Quoted passage.
The low-severity hydrotreating catalyst may comprise supported metal catalysts. The metals may comprise transition metals, such as one or more of Ni, Mo, Co, and W. The support material may comprise silica, alumina, or silica-alumina. The silica, alumina, or silica-alumina of the support material may be amorphous, crystalline, or a combination thereof. For example, the low-severity hydrotreating catalyst may comprise at least 50 wt. %, at least 75 wt. %, at least 85 wt. %, at least 90 wt. %, at least 95 wt. %, or at least 99 wt. % of Ni, Mo, Co, W, support material. In some exemplary embodiments, the low-severity hydrotreating catalyst may comprise Co, Mo, and Ni, supported on alumina. For example, the low-severity hydrotreating catalyst may comprise from 0.5 wt. % to 10 wt. % Ni and from 5 wt. % to 40 wt. % of Mo, on a total weight of active materials and support materials basis.
The low-severity hydrotreating catalyst may comprise less than 1 wt. % of precious metals. For example, the low-severity hydrotreating catalyst may comprise less than less than 0.5 wt. %, less than 0.1 wt. %, or even less than 0.01 wt. % of precious metals.
The liquid hourly space velocity (“LHSV”) may be defined as the volumetric flowrate of hydrocarbon feed divided by the volume of catalyst. The low-severity hydrotreater 20 may operate at a LHSV of from 5 h−1 to 15 h−1, such as from 5 h−1 to 12 h−1, or from 8 h−1 to 12 h−1.

Requirements.
- a) According to the hydrotreating passage, how is the liquid hourly space velocity defined?
- b) Retype the hydrotreating passage word for word, starting at "The low-severity hydrotreating catalyst may comprise supported" and ending at "support materials basis.".

(A series of records)

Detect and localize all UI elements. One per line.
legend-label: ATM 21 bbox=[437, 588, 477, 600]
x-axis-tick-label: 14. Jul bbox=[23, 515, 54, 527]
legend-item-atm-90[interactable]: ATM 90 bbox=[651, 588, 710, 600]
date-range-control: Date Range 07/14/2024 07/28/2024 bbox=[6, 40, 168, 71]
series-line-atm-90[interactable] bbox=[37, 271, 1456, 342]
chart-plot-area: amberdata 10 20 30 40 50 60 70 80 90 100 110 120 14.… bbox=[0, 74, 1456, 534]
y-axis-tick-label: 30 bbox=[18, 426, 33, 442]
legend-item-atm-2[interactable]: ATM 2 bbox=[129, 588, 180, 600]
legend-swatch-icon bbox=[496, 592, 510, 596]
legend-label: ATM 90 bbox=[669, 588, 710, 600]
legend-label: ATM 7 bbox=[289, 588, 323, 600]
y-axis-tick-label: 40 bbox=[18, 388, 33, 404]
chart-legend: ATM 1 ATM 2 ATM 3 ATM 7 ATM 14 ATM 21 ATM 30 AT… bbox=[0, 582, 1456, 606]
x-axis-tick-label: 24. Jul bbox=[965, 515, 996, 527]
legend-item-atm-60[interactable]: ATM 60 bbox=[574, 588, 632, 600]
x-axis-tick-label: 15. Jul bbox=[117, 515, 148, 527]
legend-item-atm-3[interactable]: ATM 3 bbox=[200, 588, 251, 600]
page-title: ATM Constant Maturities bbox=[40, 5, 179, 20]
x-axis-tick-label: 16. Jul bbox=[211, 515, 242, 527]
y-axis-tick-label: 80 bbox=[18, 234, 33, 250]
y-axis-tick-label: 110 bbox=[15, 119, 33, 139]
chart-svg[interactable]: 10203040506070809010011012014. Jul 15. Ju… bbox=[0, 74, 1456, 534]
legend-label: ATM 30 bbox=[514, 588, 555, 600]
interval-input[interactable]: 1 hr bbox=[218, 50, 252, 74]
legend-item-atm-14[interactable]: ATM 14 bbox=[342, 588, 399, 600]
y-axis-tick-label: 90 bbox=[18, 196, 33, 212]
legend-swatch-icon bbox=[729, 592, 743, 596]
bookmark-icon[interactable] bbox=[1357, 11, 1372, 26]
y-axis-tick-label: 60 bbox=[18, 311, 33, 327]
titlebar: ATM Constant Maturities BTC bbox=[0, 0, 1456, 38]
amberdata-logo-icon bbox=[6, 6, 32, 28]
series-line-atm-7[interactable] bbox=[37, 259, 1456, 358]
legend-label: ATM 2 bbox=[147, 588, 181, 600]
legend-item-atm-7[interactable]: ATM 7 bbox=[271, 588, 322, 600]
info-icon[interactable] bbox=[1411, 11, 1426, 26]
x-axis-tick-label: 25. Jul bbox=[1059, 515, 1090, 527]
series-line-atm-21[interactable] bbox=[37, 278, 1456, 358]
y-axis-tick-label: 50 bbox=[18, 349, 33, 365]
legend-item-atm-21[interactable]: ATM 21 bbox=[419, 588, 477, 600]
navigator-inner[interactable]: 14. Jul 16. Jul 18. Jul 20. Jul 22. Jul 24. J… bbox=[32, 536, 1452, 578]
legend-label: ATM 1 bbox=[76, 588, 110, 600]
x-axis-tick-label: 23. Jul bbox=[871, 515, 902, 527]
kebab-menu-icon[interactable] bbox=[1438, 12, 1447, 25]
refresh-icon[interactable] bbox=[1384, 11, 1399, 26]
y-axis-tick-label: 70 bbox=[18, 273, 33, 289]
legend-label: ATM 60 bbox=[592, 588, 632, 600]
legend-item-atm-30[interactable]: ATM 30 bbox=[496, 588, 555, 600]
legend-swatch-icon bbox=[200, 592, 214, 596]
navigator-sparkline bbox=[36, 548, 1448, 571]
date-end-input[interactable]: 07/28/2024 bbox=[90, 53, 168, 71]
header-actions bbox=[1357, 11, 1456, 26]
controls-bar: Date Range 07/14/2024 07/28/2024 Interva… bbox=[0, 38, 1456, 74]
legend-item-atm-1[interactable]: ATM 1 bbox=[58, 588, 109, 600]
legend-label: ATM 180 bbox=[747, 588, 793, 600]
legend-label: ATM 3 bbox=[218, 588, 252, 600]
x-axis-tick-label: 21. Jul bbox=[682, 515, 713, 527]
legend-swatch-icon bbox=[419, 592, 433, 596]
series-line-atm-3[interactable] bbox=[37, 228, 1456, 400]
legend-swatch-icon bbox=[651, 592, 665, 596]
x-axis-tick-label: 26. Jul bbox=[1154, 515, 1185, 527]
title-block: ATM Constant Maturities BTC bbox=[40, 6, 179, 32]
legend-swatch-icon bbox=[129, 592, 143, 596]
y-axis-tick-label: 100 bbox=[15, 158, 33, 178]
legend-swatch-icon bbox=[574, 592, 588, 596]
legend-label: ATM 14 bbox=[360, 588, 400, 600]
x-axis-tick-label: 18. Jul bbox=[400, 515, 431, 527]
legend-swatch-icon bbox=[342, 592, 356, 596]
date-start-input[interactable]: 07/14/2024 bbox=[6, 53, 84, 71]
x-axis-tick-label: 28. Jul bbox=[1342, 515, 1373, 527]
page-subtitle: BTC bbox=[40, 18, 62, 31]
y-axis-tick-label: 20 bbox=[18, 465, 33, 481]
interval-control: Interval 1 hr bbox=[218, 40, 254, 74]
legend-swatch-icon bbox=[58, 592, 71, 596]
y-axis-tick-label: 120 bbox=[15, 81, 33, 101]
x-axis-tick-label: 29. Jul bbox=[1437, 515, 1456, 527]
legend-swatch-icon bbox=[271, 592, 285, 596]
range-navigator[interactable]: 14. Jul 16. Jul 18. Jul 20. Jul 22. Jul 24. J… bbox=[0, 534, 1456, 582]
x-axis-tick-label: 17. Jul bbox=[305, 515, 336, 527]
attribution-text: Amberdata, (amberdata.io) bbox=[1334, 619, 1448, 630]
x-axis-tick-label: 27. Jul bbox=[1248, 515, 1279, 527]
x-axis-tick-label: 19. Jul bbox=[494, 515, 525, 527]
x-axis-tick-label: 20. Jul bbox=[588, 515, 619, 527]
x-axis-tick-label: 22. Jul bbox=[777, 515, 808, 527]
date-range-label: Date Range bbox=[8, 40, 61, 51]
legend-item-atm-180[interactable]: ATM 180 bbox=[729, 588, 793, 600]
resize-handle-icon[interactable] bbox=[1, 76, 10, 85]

Responses in order.
- a) It is the volumetric flowrate of hydrocarbon feed divided by the volume of catalyst.

- b)
The low-severity hydrotreating catalyst may comprise supported metal catalysts. The metals may comprise transition metals, such as one or more of Ni, Mo, Co, and W. The support material may comprise silica, alumina, or silica-alumina. The silica, alumina, or silica-alumina of the support material may be amorphous, crystalline, or a combination thereof. For example, the low-severity hydrotreating catalyst may comprise at least 50 wt. %, at least 75 wt. %, at least 85 wt. %, at least 90 wt. %, at least 95 wt. %, or at least 99 wt. % of Ni, Mo, Co, W, support material. In some exemplary embodiments, the low-severity hydrotreating catalyst may comprise Co, Mo, and Ni, supported on alumina. For example, the low-severity hydrotreating catalyst may comprise from 0.5 wt. % to 10 wt. % Ni and from 5 wt. % to 40 wt. % of Mo, on a total weight of active materials and support materials basis.